- [짧은 연습]
"527, 819, 547]" 부분이 있는 줄부터 "- photographs-heading: PHOTOGRAPHS: [76, 713, 235, 735]" 부분이 있는 줄까지의 기록을 다시 써 주세요. "atlases" 자리에만 "maps" 표현을 넣고 나머지는 그대로 둡니다.

═══ 원본 기록 ═══

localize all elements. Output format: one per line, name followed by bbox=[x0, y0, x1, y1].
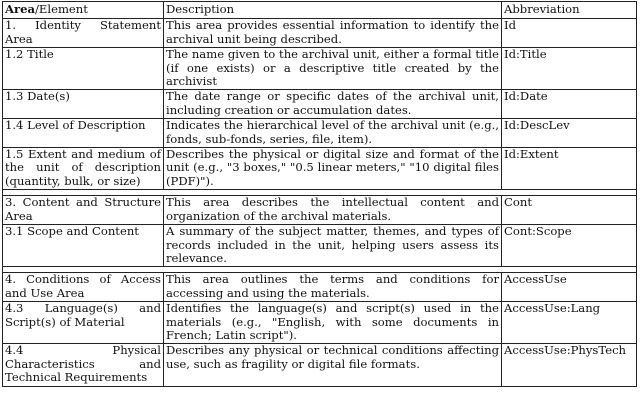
abbreviation-cell: Id:Extent bbox=[502, 148, 637, 190]
element-cell: 3.1 Scope and Content bbox=[3, 225, 164, 267]
table-row bbox=[3, 225, 637, 267]
table-section-header-row bbox=[3, 196, 637, 225]
table-section-header-row bbox=[3, 19, 637, 48]
table-body bbox=[3, 19, 637, 386]
element-cell: 1.5 Extent and medium of the unit of description (quantity, bulk, or size) bbox=[3, 148, 164, 190]
abbreviation-cell: Id:Title bbox=[502, 48, 637, 90]
description-cell: The date range or specific dates of the archival unit, including creation or accumulation dates. bbox=[164, 90, 502, 119]
description-cell: A summary of the subject matter, themes, and types of records included in the unit, helping users assess its relevance. bbox=[164, 225, 502, 267]
abbreviation-cell: AccessUse:Lang bbox=[502, 302, 637, 344]
header-area-element bbox=[3, 2, 164, 19]
abbreviation-cell: Id:DescLev bbox=[502, 119, 637, 148]
description-cell: Indicates the hierarchical level of the archival unit (e.g., fonds, sub-fonds, series, file, item). bbox=[164, 119, 502, 148]
description-cell: This area describes the intellectual content and organization of the archival materials. bbox=[164, 196, 502, 225]
description-cell: This area provides essential information to identify the archival unit being described. bbox=[164, 19, 502, 48]
element-cell: 4. Conditions of Access and Use Area bbox=[3, 273, 164, 302]
header-description: Description bbox=[164, 2, 502, 19]
table-row bbox=[3, 48, 637, 90]
header-element-label: /Element bbox=[35, 2, 88, 16]
abbreviation-cell: Cont:Scope bbox=[502, 225, 637, 267]
element-cell: 4.4 Physical Characteristics and Technical Requirements bbox=[3, 344, 164, 386]
table-header-row bbox=[3, 2, 637, 19]
table-row bbox=[3, 90, 637, 119]
description-cell: Describes the physical or digital size and format of the unit (e.g., "3 boxes," "0.5 linear meters," "10 digital files (PDF)"). bbox=[164, 148, 502, 190]
element-cell: 1.3 Date(s) bbox=[3, 90, 164, 119]
element-cell: 1.2 Title bbox=[3, 48, 164, 90]
header-area-label: Area bbox=[5, 2, 35, 16]
table-row bbox=[3, 302, 637, 344]
element-cell: 1.4 Level of Description bbox=[3, 119, 164, 148]
element-cell: 3. Content and Structure Area bbox=[3, 196, 164, 225]
header-abbreviation: Abbreviation bbox=[502, 2, 637, 19]
table-row bbox=[3, 344, 637, 386]
abbreviation-cell: Id bbox=[502, 19, 637, 48]
description-cell: Describes any physical or technical conditions affecting use, such as fragility or digital file formats. bbox=[164, 344, 502, 386]
element-cell: 1. Identity Statement Area bbox=[3, 19, 164, 48]
abbreviation-cell: Id:Date bbox=[502, 90, 637, 119]
description-cell: This area outlines the terms and conditions for accessing and using the materials. bbox=[164, 273, 502, 302]
table-section-header-row bbox=[3, 273, 637, 302]
table-row bbox=[3, 119, 637, 148]
description-cell: Identifies the language(s) and script(s) used in the materials (e.g., "English, with some documents in French; Latin script"). bbox=[164, 302, 502, 344]
description-cell: The name given to the archival unit, either a formal title (if one exists) or a descriptive title created by the archivist bbox=[164, 48, 502, 90]
abbreviation-cell: AccessUse:PhysTech bbox=[502, 344, 637, 386]
archival-elements-table bbox=[2, 1, 637, 387]
abbreviation-cell: AccessUse bbox=[502, 273, 637, 302]
table-row bbox=[3, 148, 637, 190]
element-cell: 4.3 Language(s) and Script(s) of Material bbox=[3, 302, 164, 344]
abbreviation-cell: Cont bbox=[502, 196, 637, 225]
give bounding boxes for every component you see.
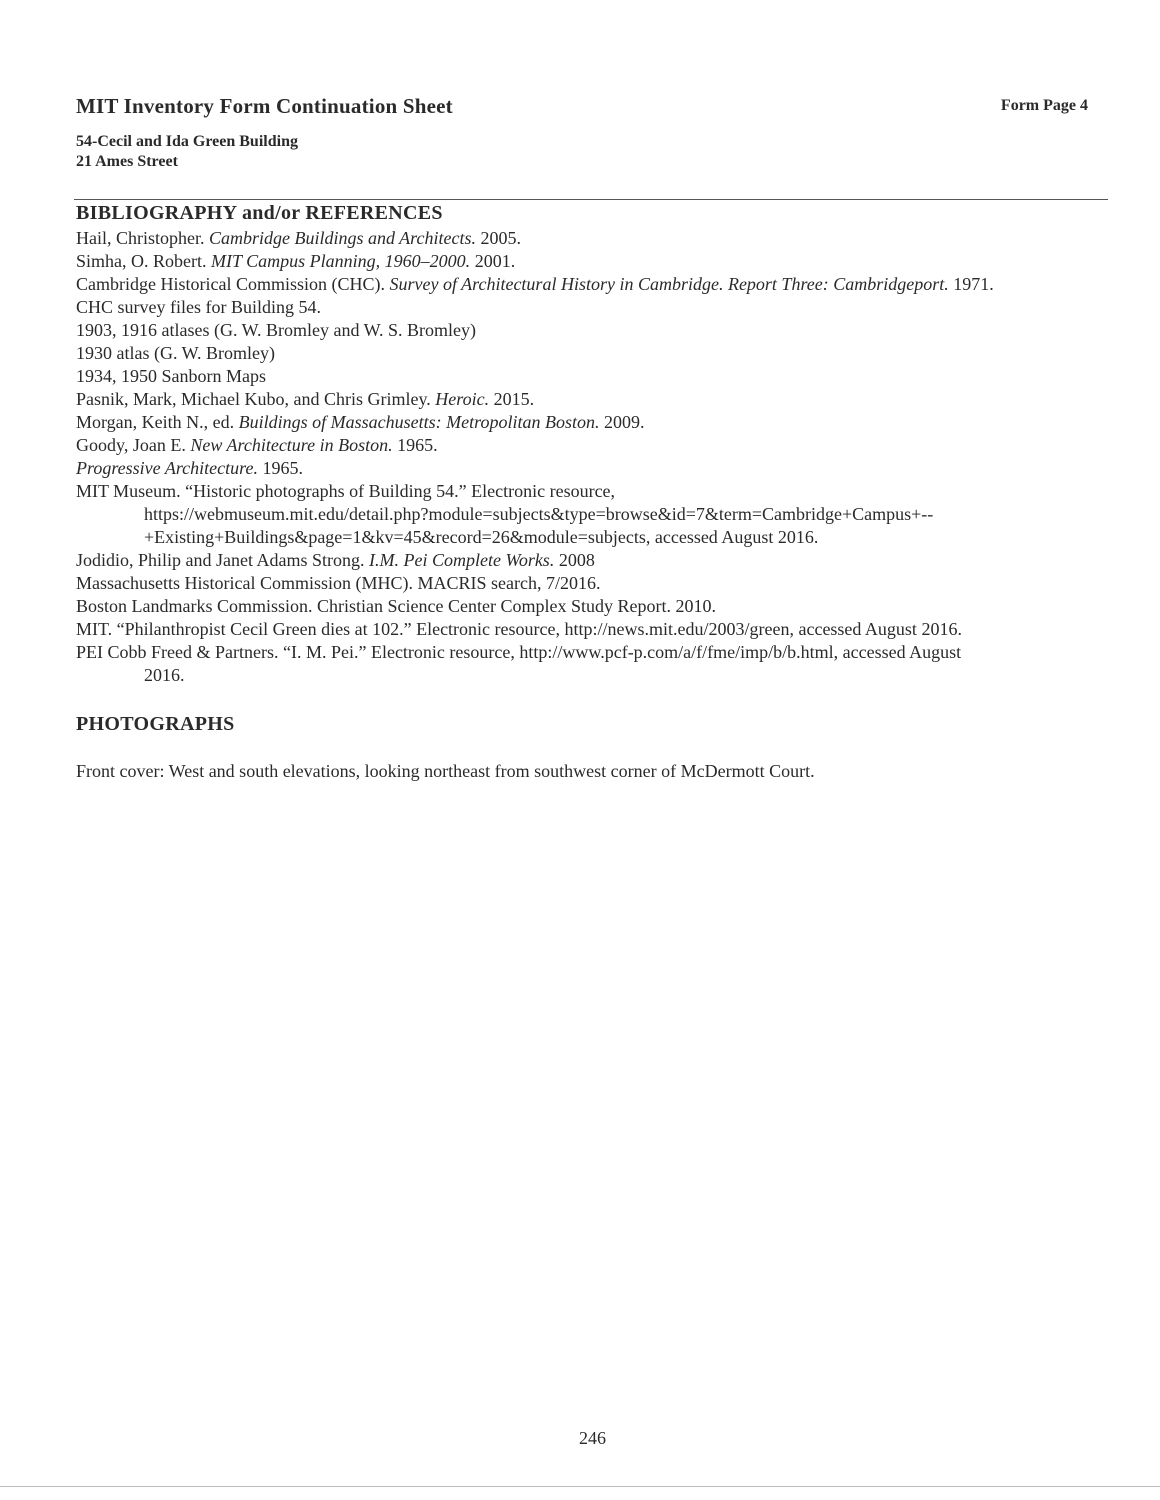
- bibliography-entry-continuation: +Existing+Buildings&page=1&kv=45&record=26&module=subjects, accessed August 2016.: [144, 527, 819, 547]
- bibliography-entry: 1903, 1916 atlases (G. W. Bromley and W. S. Bromley): [76, 320, 476, 340]
- photographs-heading: PHOTOGRAPHS: [76, 713, 235, 735]
- bibliography-entry: Goody, Joan E. New Architecture in Boston. 1965.: [76, 435, 438, 455]
- bibliography-entry: Progressive Architecture. 1965.: [76, 458, 303, 478]
- building-address: 21 Ames Street: [76, 153, 178, 170]
- bibliography-entry: Simha, O. Robert. MIT Campus Planning, 1960–2000. 2001.: [76, 251, 516, 271]
- bibliography-entry: MIT. “Philanthropist Cecil Green dies at 102.” Electronic resource, http://news.mit.edu/2003/green, accessed August 2016.: [76, 619, 962, 639]
- bibliography-list: [76, 227, 1116, 687]
- page-number: 246: [579, 1428, 606, 1448]
- bibliography-entry: 1930 atlas (G. W. Bromley): [76, 343, 275, 363]
- photograph-caption: Front cover: West and south elevations, looking northeast from southwest corner of McDermott Court.: [76, 761, 815, 781]
- bibliography-entry-continuation: https://webmuseum.mit.edu/detail.php?module=subjects&type=browse&id=7&term=Cambridge+Campus+--: [144, 504, 934, 524]
- bibliography-heading: BIBLIOGRAPHY and/or REFERENCES: [76, 202, 443, 224]
- bibliography-entry: MIT Museum. “Historic photographs of Building 54.” Electronic resource, https://webmuseum.mit.edu/detail.php?module=subjects&type=browse&id=7&term=Cambridge+Campus+-- +Existing+Buildings&page=1&kv=45&record=26&module=subjects, accessed August 2016.: [76, 480, 1116, 549]
- bibliography-entry: 1934, 1950 Sanborn Maps: [76, 366, 266, 386]
- bibliography-entry: Pasnik, Mark, Michael Kubo, and Chris Grimley. Heroic. 2015.: [76, 389, 535, 409]
- bibliography-entry: Jodidio, Philip and Janet Adams Strong. I.M. Pei Complete Works. 2008: [76, 550, 595, 570]
- bibliography-entry: PEI Cobb Freed & Partners. “I. M. Pei.” Electronic resource, http://www.pcf-p.com/a/f/fme/imp/b/b.html, accessed August 2016.: [76, 641, 1116, 687]
- form-page-label: Form Page 4: [1000, 97, 1088, 114]
- scan-edge-line: [0, 1486, 1160, 1487]
- header-divider: [74, 199, 1108, 200]
- bibliography-entry: CHC survey files for Building 54.: [76, 297, 321, 317]
- bibliography-entry: Hail, Christopher. Cambridge Buildings and Architects. 2005.: [76, 228, 521, 248]
- form-title: MIT Inventory Form Continuation Sheet: [76, 94, 453, 118]
- bibliography-entry: Massachusetts Historical Commission (MHC). MACRIS search, 7/2016.: [76, 573, 601, 593]
- bibliography-entry: Boston Landmarks Commission. Christian Science Center Complex Study Report. 2010.: [76, 596, 716, 616]
- bibliography-entry: Morgan, Keith N., ed. Buildings of Massachusetts: Metropolitan Boston. 2009.: [76, 412, 645, 432]
- bibliography-entry-continuation: 2016.: [144, 665, 185, 685]
- building-name: 54-Cecil and Ida Green Building: [76, 133, 298, 150]
- bibliography-entry: Cambridge Historical Commission (CHC). Survey of Architectural History in Cambridge. Report Three: Cambridgeport. 1971.: [76, 274, 994, 294]
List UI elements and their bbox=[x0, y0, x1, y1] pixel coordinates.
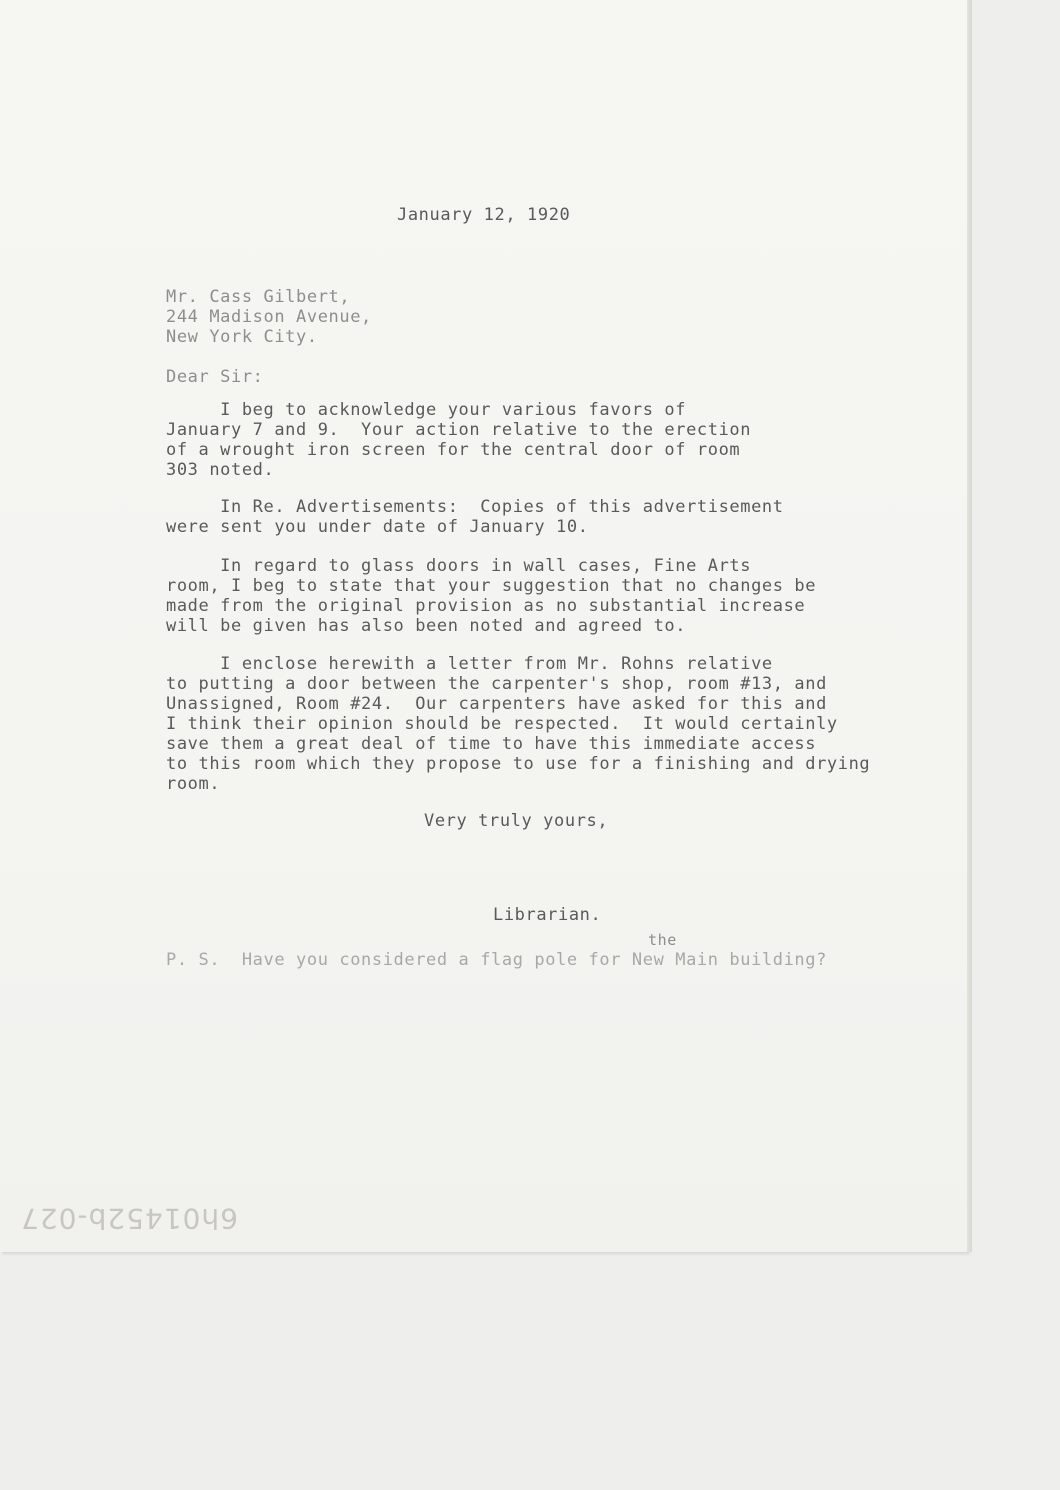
paragraph-line: I enclose herewith a letter from Mr. Rohns relative bbox=[166, 654, 773, 674]
page-edge bbox=[967, 0, 972, 1252]
paragraph-line: I think their opinion should be respected. It would certainly bbox=[166, 714, 838, 734]
paragraph-line: Unassigned, Room #24. Our carpenters have asked for this and bbox=[166, 694, 827, 714]
closing: Very truly yours, bbox=[424, 811, 609, 831]
address-line: New York City. bbox=[166, 327, 318, 347]
paragraph-line: were sent you under date of January 10. bbox=[166, 517, 589, 537]
handwritten-archive-id: 6h01452b-027 bbox=[20, 1202, 238, 1235]
letter-date: January 12, 1920 bbox=[397, 205, 571, 225]
paragraph-line: will be given has also been noted and agreed to. bbox=[166, 616, 687, 636]
address-line: 244 Madison Avenue, bbox=[166, 307, 372, 327]
paragraph-line: save them a great deal of time to have this immediate access bbox=[166, 734, 817, 754]
paragraph-line: In regard to glass doors in wall cases, Fine Arts bbox=[166, 556, 752, 576]
paragraph-line: room. bbox=[166, 774, 221, 794]
paragraph-line: 303 noted. bbox=[166, 460, 275, 480]
salutation: Dear Sir: bbox=[166, 367, 264, 387]
paragraph-line: made from the original provision as no substantial increase bbox=[166, 596, 806, 616]
paragraph-line: I beg to acknowledge your various favors of bbox=[166, 400, 687, 420]
paragraph-line: room, I beg to state that your suggestion that no changes be bbox=[166, 576, 817, 596]
paragraph-line: to this room which they propose to use for a finishing and drying bbox=[166, 754, 871, 774]
ps-insertion: the bbox=[648, 931, 677, 949]
paragraph-line: of a wrought iron screen for the central door of room bbox=[166, 440, 741, 460]
paragraph-line: January 7 and 9. Your action relative to the erection bbox=[166, 420, 752, 440]
address-line: Mr. Cass Gilbert, bbox=[166, 287, 351, 307]
postscript: P. S. Have you considered a flag pole for New Main building? bbox=[166, 950, 827, 970]
paragraph-line: to putting a door between the carpenter's shop, room #13, and bbox=[166, 674, 827, 694]
paragraph-line: In Re. Advertisements: Copies of this advertisement bbox=[166, 497, 784, 517]
signature-title: Librarian. bbox=[493, 905, 602, 925]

═══

- [연습 결과]
- bibliography-entry-continuation: +Existing+Buildings&page=1&kv=45&record=26&module=subjects, accessed August 2016.: [144, 527, 819, 547]
- bibliography-entry: 1903, 1916 maps (G. W. Bromley and W. S. Bromley): [76, 320, 476, 340]
- photographs-heading: PHOTOGRAPHS: [76, 713, 235, 735]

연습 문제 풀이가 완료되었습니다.